» **What the exercise asks**
Transcribe the listing in full, excluding any pictures.

» **Records for this exercise**
━━━━━━━━━━━━━━━━━━━━━━━━━━━━━━
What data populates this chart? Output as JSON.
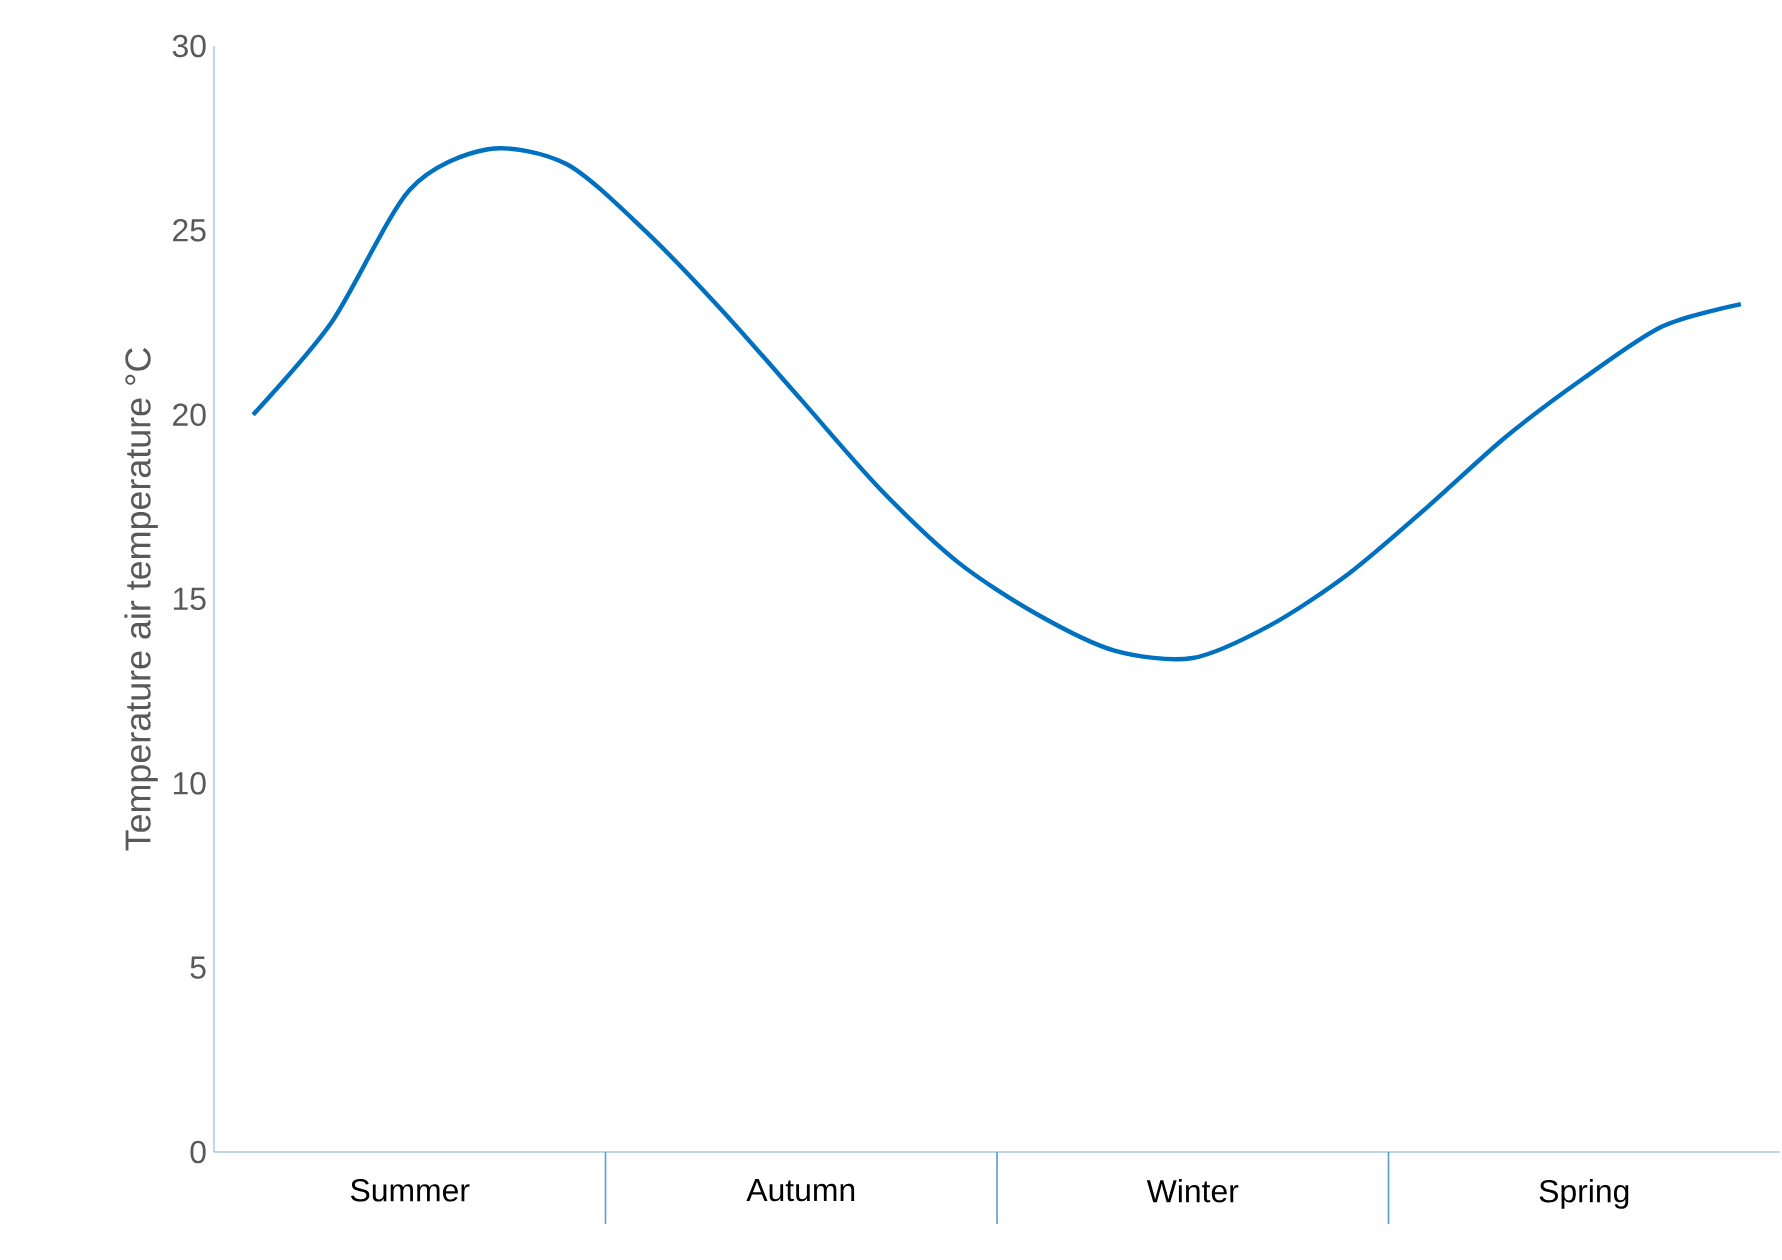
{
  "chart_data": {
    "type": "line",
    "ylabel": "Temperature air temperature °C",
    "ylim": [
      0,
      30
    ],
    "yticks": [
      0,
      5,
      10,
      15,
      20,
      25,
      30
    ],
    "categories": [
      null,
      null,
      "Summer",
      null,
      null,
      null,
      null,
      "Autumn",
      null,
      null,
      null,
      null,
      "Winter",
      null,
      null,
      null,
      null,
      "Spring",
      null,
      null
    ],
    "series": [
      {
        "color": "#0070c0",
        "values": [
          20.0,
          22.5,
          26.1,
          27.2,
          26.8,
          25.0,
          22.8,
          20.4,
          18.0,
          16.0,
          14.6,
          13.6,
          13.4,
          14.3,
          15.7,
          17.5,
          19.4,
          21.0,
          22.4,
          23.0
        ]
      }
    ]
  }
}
━━━━━━━━━━━━━━━━━━━━━━━━━━━━━━
» **Solution to this task**
What data populates this chart? Output as JSON.
{
  "chart_data": {
    "type": "line",
    "ylabel": "Temperature air temperature °C",
    "ylim": [
      0,
      30
    ],
    "yticks": [
      0,
      5,
      10,
      15,
      20,
      25,
      30
    ],
    "categories": [
      null,
      null,
      "Summer",
      null,
      null,
      null,
      null,
      "Autumn",
      null,
      null,
      null,
      null,
      "Winter",
      null,
      null,
      null,
      null,
      "Spring",
      null,
      null
    ],
    "series": [
      {
        "color": "#0070c0",
        "values": [
          20.0,
          22.5,
          26.1,
          27.2,
          26.8,
          25.0,
          22.8,
          20.4,
          18.0,
          16.0,
          14.6,
          13.6,
          13.4,
          14.3,
          15.7,
          17.5,
          19.4,
          21.0,
          22.4,
          23.0
        ]
      }
    ]
  }
}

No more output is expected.